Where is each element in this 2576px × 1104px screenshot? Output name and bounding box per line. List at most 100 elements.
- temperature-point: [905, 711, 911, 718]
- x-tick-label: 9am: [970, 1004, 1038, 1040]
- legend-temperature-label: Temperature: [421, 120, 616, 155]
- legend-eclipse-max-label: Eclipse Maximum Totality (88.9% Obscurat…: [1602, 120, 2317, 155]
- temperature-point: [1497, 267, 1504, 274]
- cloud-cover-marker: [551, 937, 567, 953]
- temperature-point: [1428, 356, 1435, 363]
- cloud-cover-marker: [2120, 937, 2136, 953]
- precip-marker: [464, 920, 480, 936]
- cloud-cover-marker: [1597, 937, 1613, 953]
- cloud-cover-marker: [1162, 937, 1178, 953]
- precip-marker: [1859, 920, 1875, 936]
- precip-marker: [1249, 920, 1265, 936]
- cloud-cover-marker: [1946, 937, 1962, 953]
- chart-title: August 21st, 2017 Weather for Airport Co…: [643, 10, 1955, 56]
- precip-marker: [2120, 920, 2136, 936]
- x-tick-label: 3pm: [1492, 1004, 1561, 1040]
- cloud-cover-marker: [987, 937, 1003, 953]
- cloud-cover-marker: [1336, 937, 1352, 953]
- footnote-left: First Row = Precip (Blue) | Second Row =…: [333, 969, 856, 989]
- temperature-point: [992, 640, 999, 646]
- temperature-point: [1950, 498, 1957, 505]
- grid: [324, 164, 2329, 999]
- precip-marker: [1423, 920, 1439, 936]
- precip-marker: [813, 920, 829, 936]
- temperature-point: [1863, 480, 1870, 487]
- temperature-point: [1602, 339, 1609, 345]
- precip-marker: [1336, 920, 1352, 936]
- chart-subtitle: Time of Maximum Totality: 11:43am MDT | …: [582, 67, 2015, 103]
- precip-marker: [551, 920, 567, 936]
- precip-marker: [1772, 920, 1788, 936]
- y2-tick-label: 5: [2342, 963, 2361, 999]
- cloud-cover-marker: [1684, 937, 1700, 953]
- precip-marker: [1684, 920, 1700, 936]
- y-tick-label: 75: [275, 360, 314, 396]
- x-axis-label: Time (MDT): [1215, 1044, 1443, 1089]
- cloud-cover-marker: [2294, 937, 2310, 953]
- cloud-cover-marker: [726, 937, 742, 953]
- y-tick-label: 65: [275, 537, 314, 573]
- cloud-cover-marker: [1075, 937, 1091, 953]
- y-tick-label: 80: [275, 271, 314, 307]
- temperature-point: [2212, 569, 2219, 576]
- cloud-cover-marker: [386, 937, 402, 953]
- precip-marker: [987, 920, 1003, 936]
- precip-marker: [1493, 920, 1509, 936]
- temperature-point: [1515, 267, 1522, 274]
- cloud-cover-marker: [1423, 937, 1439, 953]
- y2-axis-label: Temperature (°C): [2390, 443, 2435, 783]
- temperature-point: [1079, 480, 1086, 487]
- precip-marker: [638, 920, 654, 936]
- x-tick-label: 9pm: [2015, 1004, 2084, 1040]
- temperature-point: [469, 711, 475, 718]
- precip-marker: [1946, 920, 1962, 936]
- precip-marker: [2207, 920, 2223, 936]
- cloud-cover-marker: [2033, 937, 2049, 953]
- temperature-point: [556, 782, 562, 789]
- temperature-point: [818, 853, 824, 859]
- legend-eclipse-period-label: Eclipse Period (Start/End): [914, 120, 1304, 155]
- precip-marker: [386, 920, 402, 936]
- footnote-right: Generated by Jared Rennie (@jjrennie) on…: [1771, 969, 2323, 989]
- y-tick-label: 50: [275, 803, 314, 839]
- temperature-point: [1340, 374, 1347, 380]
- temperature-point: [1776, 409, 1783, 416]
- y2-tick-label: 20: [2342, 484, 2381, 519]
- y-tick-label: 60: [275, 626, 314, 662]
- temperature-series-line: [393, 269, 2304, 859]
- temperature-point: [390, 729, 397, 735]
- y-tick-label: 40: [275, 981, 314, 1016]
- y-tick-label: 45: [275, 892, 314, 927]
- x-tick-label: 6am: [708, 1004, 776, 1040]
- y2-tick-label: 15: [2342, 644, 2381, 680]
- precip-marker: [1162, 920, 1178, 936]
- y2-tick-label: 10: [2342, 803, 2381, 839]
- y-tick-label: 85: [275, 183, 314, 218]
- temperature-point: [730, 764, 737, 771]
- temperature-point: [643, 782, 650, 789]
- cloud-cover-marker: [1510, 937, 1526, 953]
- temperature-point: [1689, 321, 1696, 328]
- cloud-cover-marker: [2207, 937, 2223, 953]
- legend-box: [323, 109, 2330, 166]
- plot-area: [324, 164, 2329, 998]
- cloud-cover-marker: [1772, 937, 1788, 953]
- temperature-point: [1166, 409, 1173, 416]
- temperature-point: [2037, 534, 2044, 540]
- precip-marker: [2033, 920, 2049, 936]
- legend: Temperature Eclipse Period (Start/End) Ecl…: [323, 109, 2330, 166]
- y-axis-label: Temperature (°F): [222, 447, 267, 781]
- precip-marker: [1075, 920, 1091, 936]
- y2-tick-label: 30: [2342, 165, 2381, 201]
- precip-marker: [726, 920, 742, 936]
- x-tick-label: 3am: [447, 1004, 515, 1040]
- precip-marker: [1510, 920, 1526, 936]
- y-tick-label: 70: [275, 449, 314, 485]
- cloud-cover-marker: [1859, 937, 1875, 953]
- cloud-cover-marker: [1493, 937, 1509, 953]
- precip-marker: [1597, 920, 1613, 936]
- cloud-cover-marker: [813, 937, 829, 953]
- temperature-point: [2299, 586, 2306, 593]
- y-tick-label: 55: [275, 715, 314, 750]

^^^^^^^^

**Given problem:**
Copy the material above word for word, keeping every line in its original order.

**Final result:**
Where is each element in this 2576px × 1104px screenshot? Output name and bounding box per line. List at most 100 elements.
- temperature-point: [905, 711, 911, 718]
- x-tick-label: 9am: [970, 1004, 1038, 1040]
- legend-temperature-label: Temperature: [421, 120, 616, 155]
- legend-eclipse-max-label: Eclipse Maximum Totality (88.9% Obscurat…: [1602, 120, 2317, 155]
- temperature-point: [1497, 267, 1504, 274]
- cloud-cover-marker: [551, 937, 567, 953]
- temperature-point: [1428, 356, 1435, 363]
- cloud-cover-marker: [2120, 937, 2136, 953]
- precip-marker: [464, 920, 480, 936]
- cloud-cover-marker: [1597, 937, 1613, 953]
- cloud-cover-marker: [1162, 937, 1178, 953]
- precip-marker: [1859, 920, 1875, 936]
- precip-marker: [1249, 920, 1265, 936]
- cloud-cover-marker: [1946, 937, 1962, 953]
- chart-title: August 21st, 2017 Weather for Airport Co…: [643, 10, 1955, 56]
- precip-marker: [2120, 920, 2136, 936]
- x-tick-label: 3pm: [1492, 1004, 1561, 1040]
- cloud-cover-marker: [987, 937, 1003, 953]
- cloud-cover-marker: [1336, 937, 1352, 953]
- footnote-left: First Row = Precip (Blue) | Second Row =…: [333, 969, 856, 989]
- temperature-point: [992, 640, 999, 646]
- temperature-point: [1950, 498, 1957, 505]
- grid: [324, 164, 2329, 999]
- precip-marker: [1423, 920, 1439, 936]
- precip-marker: [813, 920, 829, 936]
- temperature-point: [1863, 480, 1870, 487]
- temperature-point: [1602, 339, 1609, 345]
- precip-marker: [1336, 920, 1352, 936]
- chart-subtitle: Time of Maximum Totality: 11:43am MDT | …: [582, 67, 2015, 103]
- precip-marker: [551, 920, 567, 936]
- precip-marker: [1772, 920, 1788, 936]
- y2-tick-label: 5: [2342, 963, 2361, 999]
- cloud-cover-marker: [1684, 937, 1700, 953]
- precip-marker: [1684, 920, 1700, 936]
- y-tick-label: 75: [275, 360, 314, 396]
- x-axis-label: Time (MDT): [1215, 1044, 1443, 1089]
- cloud-cover-marker: [2294, 937, 2310, 953]
- cloud-cover-marker: [726, 937, 742, 953]
- y-tick-label: 65: [275, 537, 314, 573]
- cloud-cover-marker: [1075, 937, 1091, 953]
- y-tick-label: 80: [275, 271, 314, 307]
- temperature-point: [2212, 569, 2219, 576]
- cloud-cover-marker: [386, 937, 402, 953]
- precip-marker: [987, 920, 1003, 936]
- precip-marker: [1493, 920, 1509, 936]
- temperature-point: [1515, 267, 1522, 274]
- cloud-cover-marker: [1423, 937, 1439, 953]
- y2-axis-label: Temperature (°C): [2390, 443, 2435, 783]
- temperature-point: [1079, 480, 1086, 487]
- precip-marker: [638, 920, 654, 936]
- x-tick-label: 9pm: [2015, 1004, 2084, 1040]
- temperature-point: [469, 711, 475, 718]
- precip-marker: [1946, 920, 1962, 936]
- precip-marker: [2207, 920, 2223, 936]
- cloud-cover-marker: [2033, 937, 2049, 953]
- temperature-point: [556, 782, 562, 789]
- temperature-point: [818, 853, 824, 859]
- legend-eclipse-period-label: Eclipse Period (Start/End): [914, 120, 1304, 155]
- precip-marker: [386, 920, 402, 936]
- footnote-right: Generated by Jared Rennie (@jjrennie) on…: [1771, 969, 2323, 989]
- y-tick-label: 50: [275, 803, 314, 839]
- temperature-point: [1340, 374, 1347, 380]
- temperature-point: [1776, 409, 1783, 416]
- y2-tick-label: 20: [2342, 484, 2381, 519]
- y-tick-label: 60: [275, 626, 314, 662]
- temperature-series-line: [393, 269, 2304, 859]
- temperature-point: [390, 729, 397, 735]
- y-tick-label: 40: [275, 981, 314, 1016]
- y-tick-label: 45: [275, 892, 314, 927]
- x-tick-label: 6am: [708, 1004, 776, 1040]
- y2-tick-label: 15: [2342, 644, 2381, 680]
- precip-marker: [1162, 920, 1178, 936]
- y2-tick-label: 10: [2342, 803, 2381, 839]
- y-tick-label: 85: [275, 183, 314, 218]
- temperature-point: [730, 764, 737, 771]
- temperature-point: [643, 782, 650, 789]
- cloud-cover-marker: [1510, 937, 1526, 953]
- temperature-point: [1689, 321, 1696, 328]
- cloud-cover-marker: [2207, 937, 2223, 953]
- legend-box: [323, 109, 2330, 166]
- plot-area: [324, 164, 2329, 998]
- cloud-cover-marker: [1772, 937, 1788, 953]
- temperature-point: [1166, 409, 1173, 416]
- temperature-point: [2037, 534, 2044, 540]
- precip-marker: [2033, 920, 2049, 936]
- legend: Temperature Eclipse Period (Start/End) Ecl…: [323, 109, 2330, 166]
- y-axis-label: Temperature (°F): [222, 447, 267, 781]
- precip-marker: [1075, 920, 1091, 936]
- y2-tick-label: 30: [2342, 165, 2381, 201]
- precip-marker: [726, 920, 742, 936]
- x-tick-label: 3am: [447, 1004, 515, 1040]
- precip-marker: [1510, 920, 1526, 936]
- y-tick-label: 70: [275, 449, 314, 485]
- cloud-cover-marker: [1859, 937, 1875, 953]
- cloud-cover-marker: [1493, 937, 1509, 953]
- precip-marker: [1597, 920, 1613, 936]
- cloud-cover-marker: [813, 937, 829, 953]
- temperature-point: [2299, 586, 2306, 593]
- y-tick-label: 55: [275, 715, 314, 750]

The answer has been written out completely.